YOUR OBJECTIVE: Go through the data and copy each line where the string "transfer" appears.

DATA TO USE:

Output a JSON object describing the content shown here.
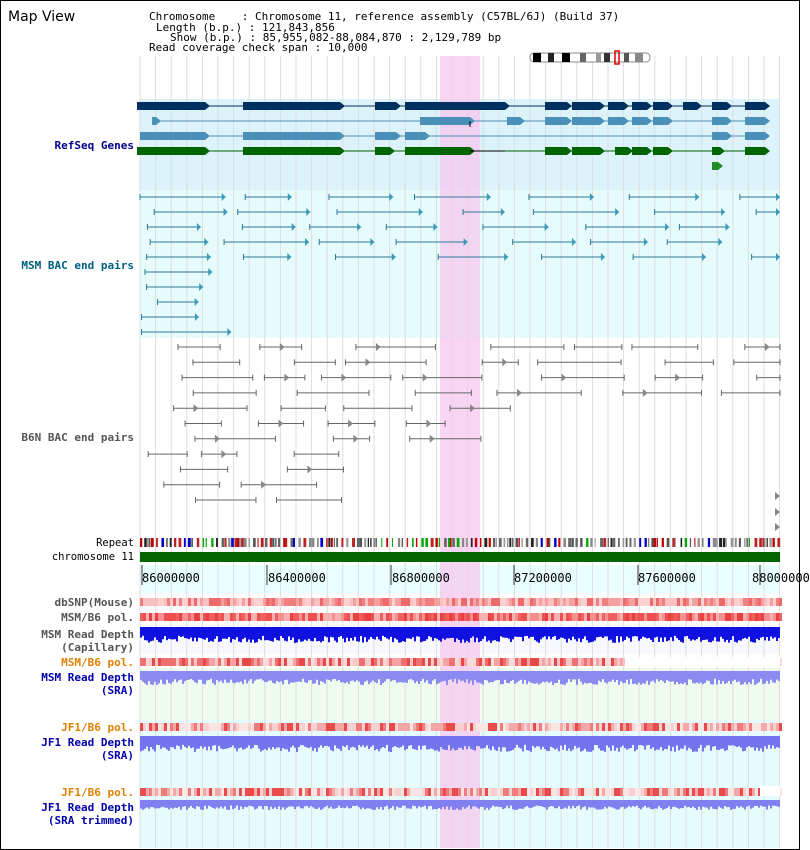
{
  "app_title": "Map View",
  "header": {
    "chromosome_label": "Chromosome    : ",
    "chromosome_value": "Chromosome 11, reference assembly (C57BL/6J) (Build 37)",
    "length_label": "Length (b.p.) : ",
    "length_value": "121,843,856",
    "show_label": "Show (b.p.) : ",
    "show_value": "85,955,082-88,084,870 : 2,129,789 bp",
    "coverage_label": "Read coverage check span : ",
    "coverage_value": "10,000"
  },
  "tracks": {
    "refseq": "RefSeq Genes",
    "msm_bac": "MSM BAC end pairs",
    "b6n_bac": "B6N BAC end pairs",
    "repeat": "Repeat",
    "chromosome": "chromosome 11",
    "dbsnp": "dbSNP(Mouse)",
    "msm_b6_pol": "MSM/B6 pol.",
    "msm_depth_cap_1": "MSM Read Depth",
    "msm_depth_cap_2": "(Capillary)",
    "msm_b6_pol_sra": "MSM/B6 pol.",
    "msm_depth_sra_1": "MSM Read Depth",
    "msm_depth_sra_2": "(SRA)",
    "jf1_pol_1": "JF1/B6 pol.",
    "jf1_depth_1": "JF1 Read Depth",
    "jf1_depth_1b": "(SRA)",
    "jf1_pol_2": "JF1/B6 pol.",
    "jf1_depth_2": "JF1 Read Depth",
    "jf1_depth_2b": "(SRA trimmed)"
  },
  "axis": {
    "ticks": [
      "86000000",
      "86400000",
      "86800000",
      "87200000",
      "87600000",
      "88000000"
    ]
  },
  "colors": {
    "refseq_label": "#00008b",
    "msm_label": "#006080",
    "b6n_label": "#555555",
    "orange_label": "#e08000",
    "blue_label": "#0000aa",
    "highlight": "#f8d0f0",
    "chromosome_bar": "#006400"
  }
}
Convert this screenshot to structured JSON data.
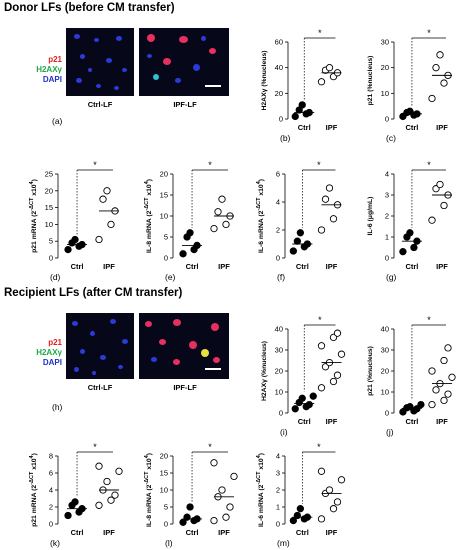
{
  "sections": [
    {
      "title": "Donor LFs (before CM transfer)"
    },
    {
      "title": "Recipient LFs (after CM transfer)"
    }
  ],
  "micrographs": [
    {
      "letter": "(a)",
      "left_label": "Ctrl-LF",
      "right_label": "IPF-LF",
      "stain_labels": [
        {
          "text": "p21",
          "color": "#e0201e"
        },
        {
          "text": "H2AXγ",
          "color": "#1ea84a"
        },
        {
          "text": "DAPI",
          "color": "#2030c8"
        }
      ]
    },
    {
      "letter": "(h)",
      "left_label": "Ctrl-LF",
      "right_label": "IPF-LF",
      "stain_labels": [
        {
          "text": "p21",
          "color": "#e0201e"
        },
        {
          "text": "H2AXγ",
          "color": "#1ea84a"
        },
        {
          "text": "DAPI",
          "color": "#2030c8"
        }
      ]
    }
  ],
  "chart_data": [
    {
      "id": "b",
      "type": "scatter",
      "letter": "(b)",
      "ylabel": "H2AXγ (%nucleus)",
      "ylim": [
        0,
        60
      ],
      "yticks": [
        "0",
        "20",
        "40",
        "60"
      ],
      "categories": [
        "Ctrl",
        "IPF"
      ],
      "significance": "*",
      "series": [
        {
          "values": [
            2,
            4,
            5,
            7,
            11
          ]
        },
        {
          "values": [
            29,
            33,
            36,
            38,
            40
          ]
        }
      ]
    },
    {
      "id": "c",
      "type": "scatter",
      "letter": "(c)",
      "ylabel": "p21 (%nucleus)",
      "ylim": [
        0,
        30
      ],
      "yticks": [
        "0",
        "10",
        "20",
        "30"
      ],
      "categories": [
        "Ctrl",
        "IPF"
      ],
      "significance": "*",
      "series": [
        {
          "values": [
            1,
            1.5,
            2,
            2.5,
            3
          ]
        },
        {
          "values": [
            8,
            14,
            17,
            20,
            25
          ]
        }
      ]
    },
    {
      "id": "d",
      "type": "scatter",
      "letter": "(d)",
      "ylabel": "p21 mRNA (2^-ΔCT x10^4)",
      "ylim": [
        0,
        25
      ],
      "yticks": [
        "0",
        "5",
        "10",
        "15",
        "20",
        "25"
      ],
      "categories": [
        "Ctrl",
        "IPF"
      ],
      "significance": "*",
      "series": [
        {
          "values": [
            2.5,
            3.5,
            4,
            4.5,
            5.5
          ]
        },
        {
          "values": [
            5.5,
            10,
            14,
            17.5,
            20
          ]
        }
      ]
    },
    {
      "id": "e",
      "type": "scatter",
      "letter": "(e)",
      "ylabel": "IL-8 mRNA (2^-ΔCT x10^4)",
      "ylim": [
        0,
        20
      ],
      "yticks": [
        "0",
        "5",
        "10",
        "15",
        "20"
      ],
      "categories": [
        "Ctrl",
        "IPF"
      ],
      "significance": "*",
      "series": [
        {
          "values": [
            1,
            2,
            3,
            5,
            6
          ]
        },
        {
          "values": [
            7,
            8,
            10,
            11,
            14
          ]
        }
      ]
    },
    {
      "id": "f",
      "type": "scatter",
      "letter": "(f)",
      "ylabel": "IL-6 mRNA (2^-ΔCT x10^4)",
      "ylim": [
        0,
        6
      ],
      "yticks": [
        "0",
        "2",
        "4",
        "6"
      ],
      "categories": [
        "Ctrl",
        "IPF"
      ],
      "significance": "*",
      "series": [
        {
          "values": [
            0.5,
            0.8,
            1.0,
            1.2,
            1.8
          ]
        },
        {
          "values": [
            2.0,
            2.8,
            3.8,
            4.2,
            5.0
          ]
        }
      ]
    },
    {
      "id": "g",
      "type": "scatter",
      "letter": "(g)",
      "ylabel": "IL-6 (μg/mL)",
      "ylim": [
        0,
        4
      ],
      "yticks": [
        "0",
        "1",
        "2",
        "3",
        "4"
      ],
      "categories": [
        "Ctrl",
        "IPF"
      ],
      "significance": "*",
      "series": [
        {
          "values": [
            0.3,
            0.5,
            0.8,
            1.0,
            1.2
          ]
        },
        {
          "values": [
            1.8,
            2.5,
            3.0,
            3.3,
            3.5
          ]
        }
      ]
    },
    {
      "id": "i",
      "type": "scatter",
      "letter": "(i)",
      "ylabel": "H2AXγ (%nucleus)",
      "ylim": [
        0,
        40
      ],
      "yticks": [
        "0",
        "10",
        "20",
        "30",
        "40"
      ],
      "categories": [
        "Ctrl",
        "IPF"
      ],
      "significance": "*",
      "series": [
        {
          "values": [
            2,
            3,
            4,
            5,
            7,
            8
          ]
        },
        {
          "values": [
            12,
            15,
            18,
            22,
            24,
            28,
            32,
            36,
            38
          ]
        }
      ]
    },
    {
      "id": "j",
      "type": "scatter",
      "letter": "(j)",
      "ylabel": "p21 (%nucleus)",
      "ylim": [
        0,
        40
      ],
      "yticks": [
        "0",
        "10",
        "20",
        "30",
        "40"
      ],
      "categories": [
        "Ctrl",
        "IPF"
      ],
      "significance": "*",
      "series": [
        {
          "values": [
            0.5,
            1,
            2,
            2.5,
            3,
            4
          ]
        },
        {
          "values": [
            4,
            6,
            9,
            11,
            14,
            17,
            20,
            25,
            31
          ]
        }
      ]
    },
    {
      "id": "k",
      "type": "scatter",
      "letter": "(k)",
      "ylabel": "p21 mRNA (2^-ΔCT x10^4)",
      "ylim": [
        0,
        8
      ],
      "yticks": [
        "0",
        "2",
        "4",
        "6",
        "8"
      ],
      "categories": [
        "Ctrl",
        "IPF"
      ],
      "significance": "*",
      "series": [
        {
          "values": [
            1.0,
            1.4,
            1.8,
            2.2,
            2.6
          ]
        },
        {
          "values": [
            2.2,
            2.8,
            3.4,
            4.0,
            5.0,
            6.2,
            6.8
          ]
        }
      ]
    },
    {
      "id": "l",
      "type": "scatter",
      "letter": "(l)",
      "ylabel": "IL-8 mRNA (2^-ΔCT x10^4)",
      "ylim": [
        0,
        20
      ],
      "yticks": [
        "0",
        "5",
        "10",
        "15",
        "20"
      ],
      "categories": [
        "Ctrl",
        "IPF"
      ],
      "significance": "*",
      "series": [
        {
          "values": [
            0.5,
            1,
            1.5,
            2,
            5
          ]
        },
        {
          "values": [
            1,
            2,
            5,
            8,
            10,
            14,
            18
          ]
        }
      ]
    },
    {
      "id": "m",
      "type": "scatter",
      "letter": "(m)",
      "ylabel": "IL-6 mRNA (2^-ΔCT x10^4)",
      "ylim": [
        0,
        4
      ],
      "yticks": [
        "0",
        "1",
        "2",
        "3",
        "4"
      ],
      "categories": [
        "Ctrl",
        "IPF"
      ],
      "significance": "*",
      "series": [
        {
          "values": [
            0.2,
            0.3,
            0.4,
            0.5,
            0.9
          ]
        },
        {
          "values": [
            0.3,
            0.9,
            1.3,
            1.8,
            2.0,
            2.6,
            3.1
          ]
        }
      ]
    }
  ]
}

OUTPUT OF THE TASK:
      "title": "Donor LFs (before CM transfer)"
      "title": "Recipient LFs (after CM transfer)"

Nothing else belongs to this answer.